** Task details **
Every line that holds the string "GROUP" is to be identified and copied.

(Data records)
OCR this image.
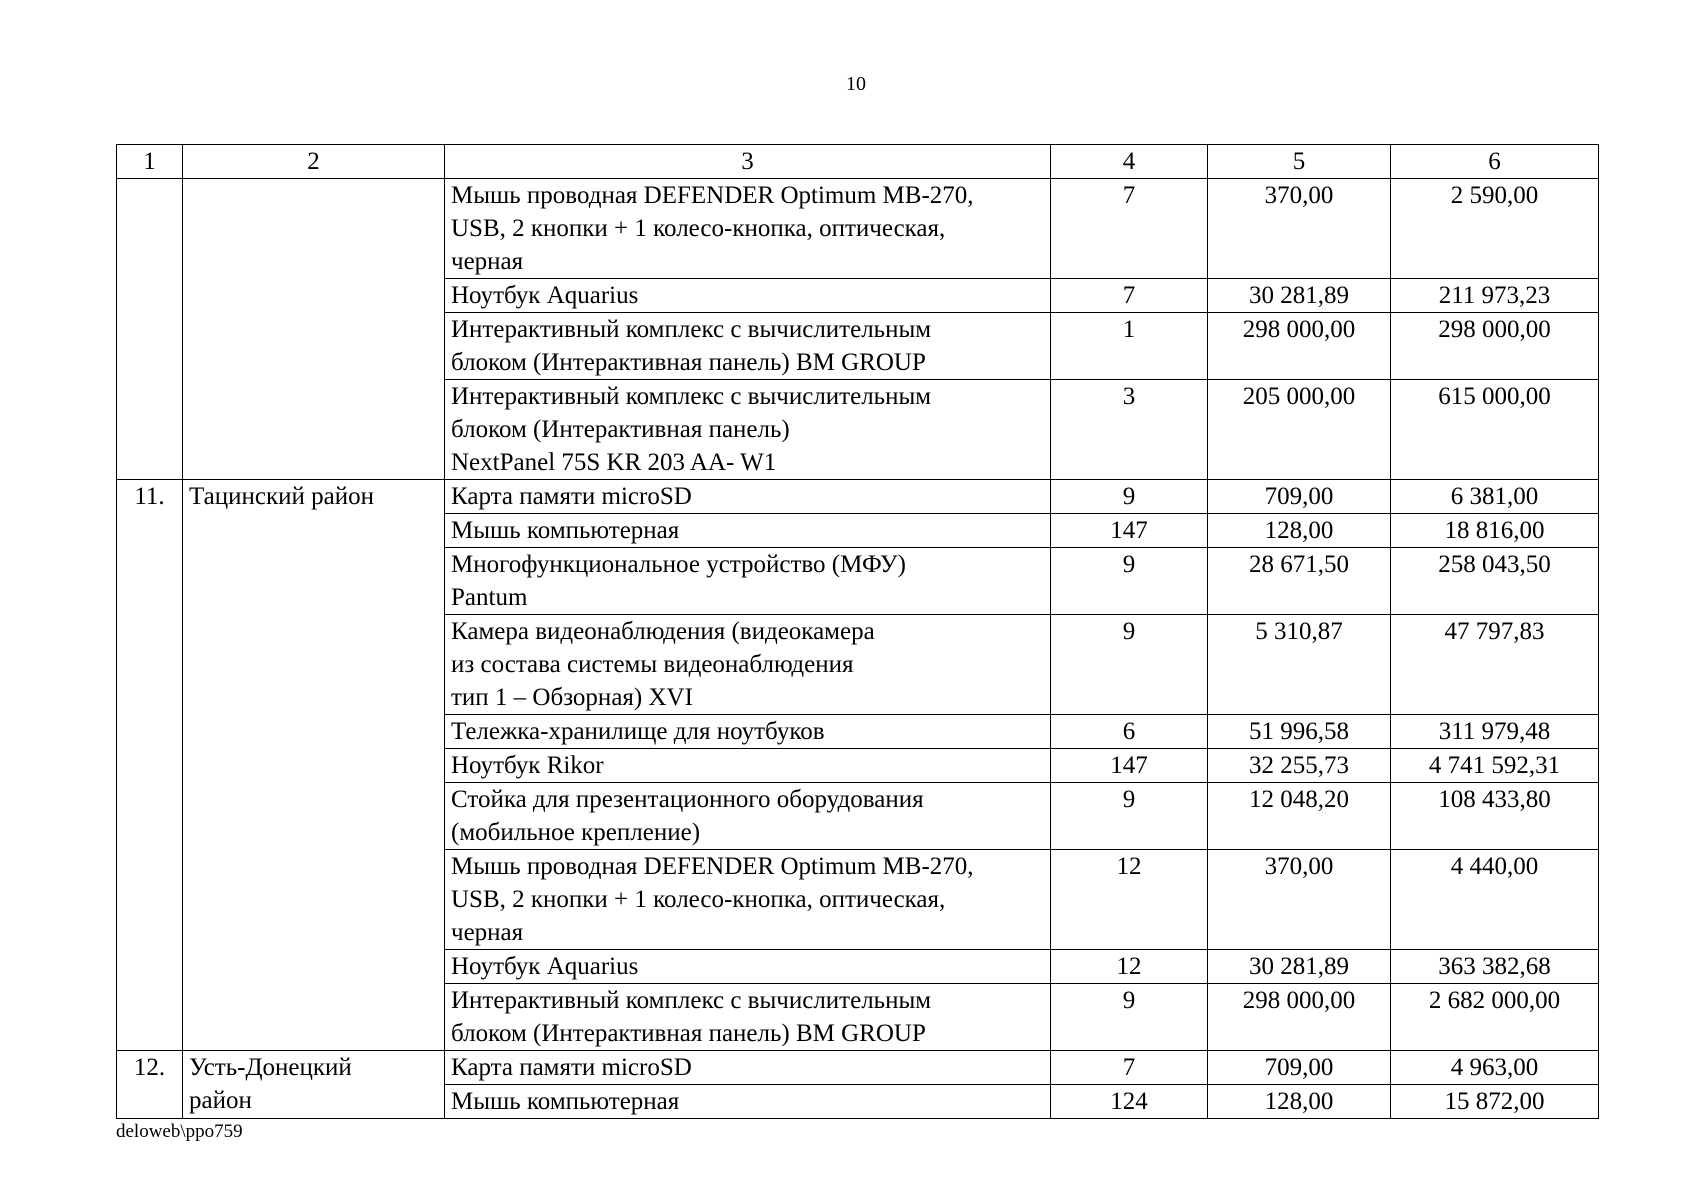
10
1	2	3	4	5	6
		Мышь проводная DEFENDER Optimum MB-270,
USB, 2 кнопки + 1 колесо-кнопка, оптическая,
черная	7	370,00	2 590,00
		Ноутбук Aquarius	7	30 281,89	211 973,23
		Интерактивный комплекс с вычислительным
блоком (Интерактивная панель) BM GROUP	1	298 000,00	298 000,00
		Интерактивный комплекс с вычислительным
блоком (Интерактивная панель)
NextPanel 75S KR 203 AA- W1	3	205 000,00	615 000,00
11.	Тацинский район	Карта памяти microSD	9	709,00	6 381,00
		Мышь компьютерная	147	128,00	18 816,00
		Многофункциональное устройство (МФУ)
Pantum	9	28 671,50	258 043,50
		Камера видеонаблюдения (видеокамера
из состава системы видеонаблюдения
тип 1 – Обзорная) XVI	9	5 310,87	47 797,83
		Тележка-хранилище для ноутбуков	6	51 996,58	311 979,48
		Ноутбук Rikor	147	32 255,73	4 741 592,31
		Стойка для презентационного оборудования
(мобильное крепление)	9	12 048,20	108 433,80
		Мышь проводная DEFENDER Optimum MB-270,
USB, 2 кнопки + 1 колесо-кнопка, оптическая,
черная	12	370,00	4 440,00
		Ноутбук Aquarius	12	30 281,89	363 382,68
		Интерактивный комплекс с вычислительным
блоком (Интерактивная панель) BM GROUP	9	298 000,00	2 682 000,00
12.	Усть-Донецкий
район	Карта памяти microSD	7	709,00	4 963,00
		Мышь компьютерная	124	128,00	15 872,00
deloweb\ppo759
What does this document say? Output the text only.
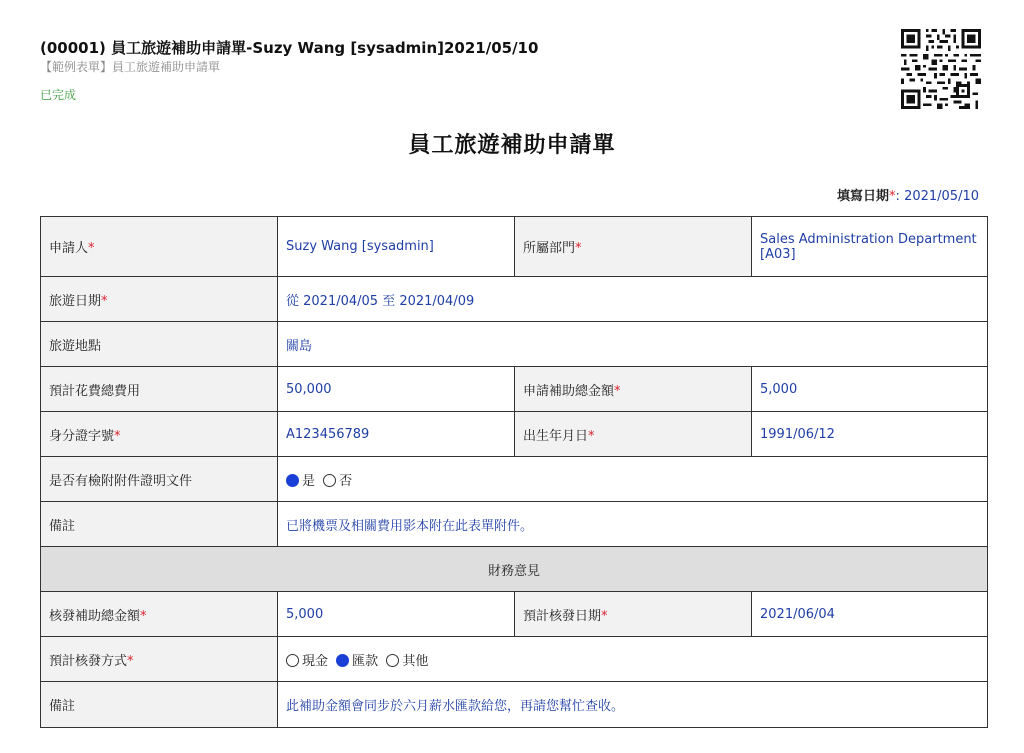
(00001) 員工旅遊補助申請單-Suzy Wang [sysadmin]2021/05/10
【範例表單】員工旅遊補助申請單
已完成
員工旅遊補助申請單
填寫日期*: 2021/05/10
申請人*	Suzy Wang [sysadmin]	所屬部門*	Sales Administration Department [A03]
旅遊日期*	從 2021/04/05 至 2021/04/09		
旅遊地點	關島		
預計花費總費用	50,000	申請補助總金額*	5,000
身分證字號*	A123456789	出生年月日*	1991/06/12
是否有檢附附件證明文件	是 否		
備註	已將機票及相關費用影本附在此表單附件。		
財務意見			
核發補助總金額*	5,000	預計核發日期*	2021/06/04
預計核發方式*	現金 匯款 其他		
備註	此補助金額會同步於六月薪水匯款給您，再請您幫忙查收。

** The output **
блоком (Интерактивная панель) BM GROUP	1	298 000,00	298 000,00
блоком (Интерактивная панель) BM GROUP	9	298 000,00	2 682 000,00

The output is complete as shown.